BRIEF: Identify the lines that include the word "Settings", then copy all of them.

— START OF SUPPLIED RECORDS —

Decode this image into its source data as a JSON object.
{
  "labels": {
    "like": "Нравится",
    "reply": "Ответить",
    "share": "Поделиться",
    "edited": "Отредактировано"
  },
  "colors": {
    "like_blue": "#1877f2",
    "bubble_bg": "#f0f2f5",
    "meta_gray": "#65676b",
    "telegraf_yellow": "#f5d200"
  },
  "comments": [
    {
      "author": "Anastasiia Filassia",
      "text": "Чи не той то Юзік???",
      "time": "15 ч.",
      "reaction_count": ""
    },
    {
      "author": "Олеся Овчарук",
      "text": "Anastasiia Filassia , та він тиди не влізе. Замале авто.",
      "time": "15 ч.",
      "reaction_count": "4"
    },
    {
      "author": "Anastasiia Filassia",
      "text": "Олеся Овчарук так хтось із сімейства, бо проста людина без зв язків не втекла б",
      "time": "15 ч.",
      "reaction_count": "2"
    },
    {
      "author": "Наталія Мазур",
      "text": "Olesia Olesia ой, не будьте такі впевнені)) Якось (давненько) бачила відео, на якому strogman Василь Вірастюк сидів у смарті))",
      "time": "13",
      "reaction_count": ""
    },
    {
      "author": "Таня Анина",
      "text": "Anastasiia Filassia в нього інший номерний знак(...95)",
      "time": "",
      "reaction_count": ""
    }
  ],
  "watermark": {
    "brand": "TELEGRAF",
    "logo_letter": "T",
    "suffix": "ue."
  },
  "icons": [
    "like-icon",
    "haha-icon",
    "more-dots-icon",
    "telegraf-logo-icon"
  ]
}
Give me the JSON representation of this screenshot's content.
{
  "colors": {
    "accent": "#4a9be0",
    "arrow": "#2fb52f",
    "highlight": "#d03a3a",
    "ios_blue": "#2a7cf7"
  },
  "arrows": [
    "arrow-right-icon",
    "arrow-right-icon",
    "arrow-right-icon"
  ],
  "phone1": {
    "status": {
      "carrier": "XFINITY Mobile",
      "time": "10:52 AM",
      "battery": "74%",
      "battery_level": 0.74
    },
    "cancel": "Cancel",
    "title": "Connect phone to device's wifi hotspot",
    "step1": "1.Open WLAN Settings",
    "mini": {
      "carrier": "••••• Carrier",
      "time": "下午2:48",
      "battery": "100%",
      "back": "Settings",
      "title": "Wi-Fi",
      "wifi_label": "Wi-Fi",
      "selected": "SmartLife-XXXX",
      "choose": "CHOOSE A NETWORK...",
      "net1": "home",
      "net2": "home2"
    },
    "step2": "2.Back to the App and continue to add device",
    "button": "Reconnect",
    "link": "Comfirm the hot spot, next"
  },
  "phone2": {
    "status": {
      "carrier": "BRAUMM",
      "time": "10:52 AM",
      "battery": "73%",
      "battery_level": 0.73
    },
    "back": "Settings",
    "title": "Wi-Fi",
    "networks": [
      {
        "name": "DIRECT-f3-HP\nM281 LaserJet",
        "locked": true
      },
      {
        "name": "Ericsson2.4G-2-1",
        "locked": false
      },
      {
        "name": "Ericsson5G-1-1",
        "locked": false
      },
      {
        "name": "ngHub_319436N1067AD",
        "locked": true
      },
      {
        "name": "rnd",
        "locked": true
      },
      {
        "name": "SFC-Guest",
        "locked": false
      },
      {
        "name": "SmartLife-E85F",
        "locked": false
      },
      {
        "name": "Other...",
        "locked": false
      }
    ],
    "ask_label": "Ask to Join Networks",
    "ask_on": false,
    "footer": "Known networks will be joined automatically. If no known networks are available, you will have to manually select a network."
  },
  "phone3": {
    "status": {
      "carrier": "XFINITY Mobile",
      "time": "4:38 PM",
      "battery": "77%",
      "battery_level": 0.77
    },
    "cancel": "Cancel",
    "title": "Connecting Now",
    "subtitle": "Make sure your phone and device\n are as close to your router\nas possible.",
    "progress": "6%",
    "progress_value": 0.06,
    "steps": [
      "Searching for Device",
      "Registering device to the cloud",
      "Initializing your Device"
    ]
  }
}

— END OF SUPPLIED RECORDS —

EXPECTED OUTPUT:
    "step1": "1.Open WLAN Settings",
      "back": "Settings",
    "back": "Settings",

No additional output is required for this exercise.